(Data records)
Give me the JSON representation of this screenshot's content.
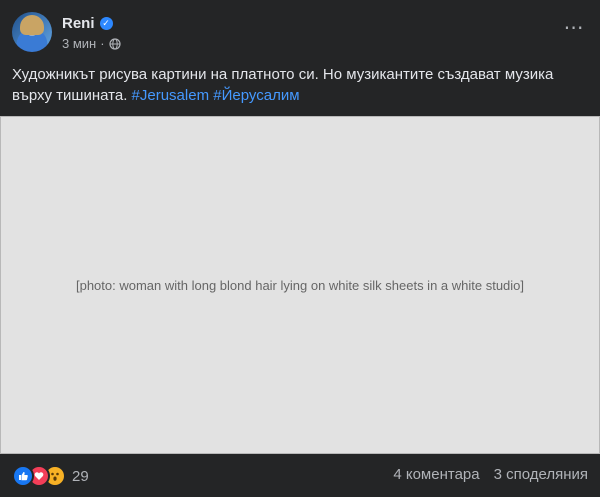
{
  "post": {
    "author": "Reni",
    "time": "3 мин",
    "separator": "·",
    "text_main": "Художникът рисува картини на платното си. Но музикантите създават музика върху тишината. ",
    "hashtags": [
      "#Jerusalem",
      "#Йерусалим"
    ],
    "more_menu": "⋯"
  },
  "media": {
    "placeholder": "[photo: woman with long blond hair lying on white silk sheets in a white studio]"
  },
  "footer": {
    "reaction_count": "29",
    "comments": "4 коментара",
    "shares": "3 споделяния"
  },
  "icons": {
    "verified": "verified-badge-icon",
    "audience": "globe-icon",
    "reactions": [
      "like-icon",
      "love-icon",
      "wow-icon"
    ]
  },
  "colors": {
    "background": "#242526",
    "text": "#e4e6eb",
    "secondary_text": "#b0b3b8",
    "hashtag": "#4599ff",
    "verified": "#2d88ff",
    "like": "#1877f2",
    "love": "#f33e58",
    "wow": "#f7b125"
  }
}
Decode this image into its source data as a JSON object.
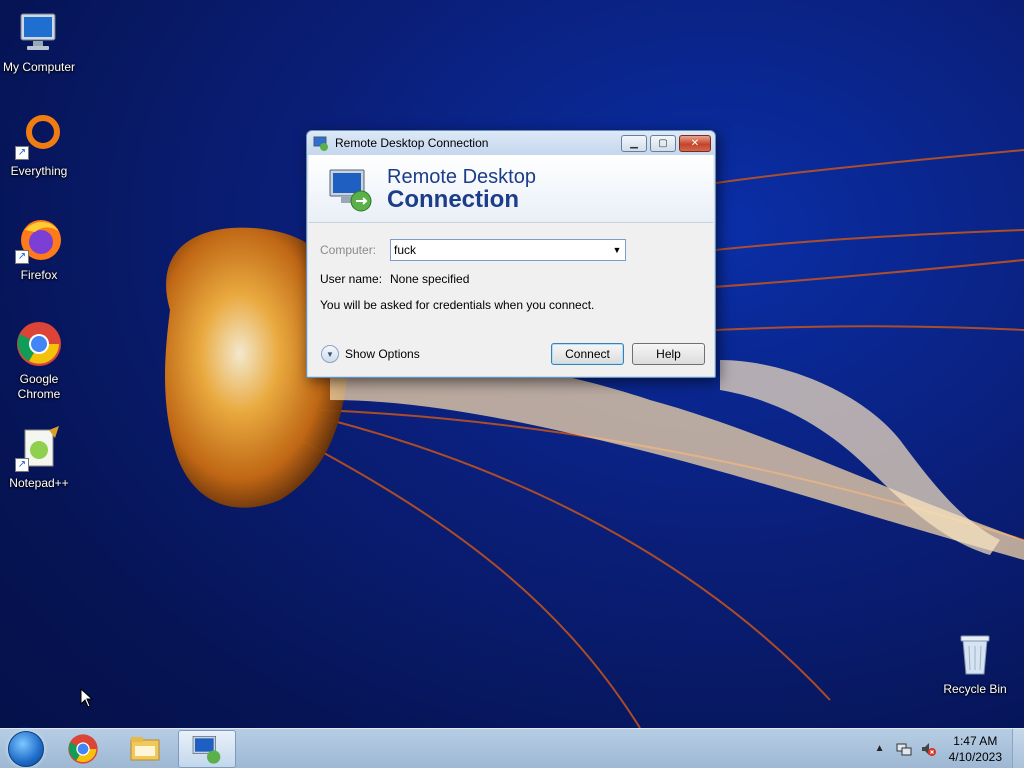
{
  "desktop": {
    "icons": [
      {
        "label": "My Computer"
      },
      {
        "label": "Everything"
      },
      {
        "label": "Firefox"
      },
      {
        "label": "Google Chrome"
      },
      {
        "label": "Notepad++"
      },
      {
        "label": "Recycle Bin"
      }
    ]
  },
  "dialog": {
    "title": "Remote Desktop Connection",
    "banner_line1": "Remote Desktop",
    "banner_line2": "Connection",
    "computer_label": "Computer:",
    "computer_value": "fuck",
    "username_label": "User name:",
    "username_value": "None specified",
    "note": "You will be asked for credentials when you connect.",
    "show_options_label": "Show Options",
    "connect_label": "Connect",
    "help_label": "Help"
  },
  "taskbar": {
    "time": "1:47 AM",
    "date": "4/10/2023",
    "tray_up_arrow": "▲"
  },
  "colors": {
    "banner_text": "#1c3d8a",
    "taskbar": "#b6cde4"
  },
  "icon_names": [
    "computer-icon",
    "everything-icon",
    "firefox-icon",
    "chrome-icon",
    "notepadpp-icon",
    "recycle-bin-icon",
    "remote-desktop-icon",
    "folder-icon",
    "network-icon",
    "volume-muted-icon",
    "start-orb-icon"
  ]
}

### Written instruction
What comes back should match the records exactly, minus any pictures.

### In response
Give me the JSON representation of this screenshot's content.
{
  "post": {
    "author": "Reni",
    "time": "3 мин",
    "separator": "·",
    "text_main": "Художникът рисува картини на платното си. Но музикантите създават музика върху тишината. ",
    "hashtags": [
      "#Jerusalem",
      "#Йерусалим"
    ],
    "more_menu": "⋯"
  },
  "media": {
    "placeholder": "[photo: woman with long blond hair lying on white silk sheets in a white studio]"
  },
  "footer": {
    "reaction_count": "29",
    "comments": "4 коментара",
    "shares": "3 споделяния"
  },
  "icons": {
    "verified": "verified-badge-icon",
    "audience": "globe-icon",
    "reactions": [
      "like-icon",
      "love-icon",
      "wow-icon"
    ]
  },
  "colors": {
    "background": "#242526",
    "text": "#e4e6eb",
    "secondary_text": "#b0b3b8",
    "hashtag": "#4599ff",
    "verified": "#2d88ff",
    "like": "#1877f2",
    "love": "#f33e58",
    "wow": "#f7b125"
  }
}
Decode this image into its source data as a JSON object.
{
  "desktop": {
    "icons": [
      {
        "label": "My Computer"
      },
      {
        "label": "Everything"
      },
      {
        "label": "Firefox"
      },
      {
        "label": "Google Chrome"
      },
      {
        "label": "Notepad++"
      },
      {
        "label": "Recycle Bin"
      }
    ]
  },
  "dialog": {
    "title": "Remote Desktop Connection",
    "banner_line1": "Remote Desktop",
    "banner_line2": "Connection",
    "computer_label": "Computer:",
    "computer_value": "fuck",
    "username_label": "User name:",
    "username_value": "None specified",
    "note": "You will be asked for credentials when you connect.",
    "show_options_label": "Show Options",
    "connect_label": "Connect",
    "help_label": "Help"
  },
  "taskbar": {
    "time": "1:47 AM",
    "date": "4/10/2023",
    "tray_up_arrow": "▲"
  },
  "colors": {
    "banner_text": "#1c3d8a",
    "taskbar": "#b6cde4"
  },
  "icon_names": [
    "computer-icon",
    "everything-icon",
    "firefox-icon",
    "chrome-icon",
    "notepadpp-icon",
    "recycle-bin-icon",
    "remote-desktop-icon",
    "folder-icon",
    "network-icon",
    "volume-muted-icon",
    "start-orb-icon"
  ]
}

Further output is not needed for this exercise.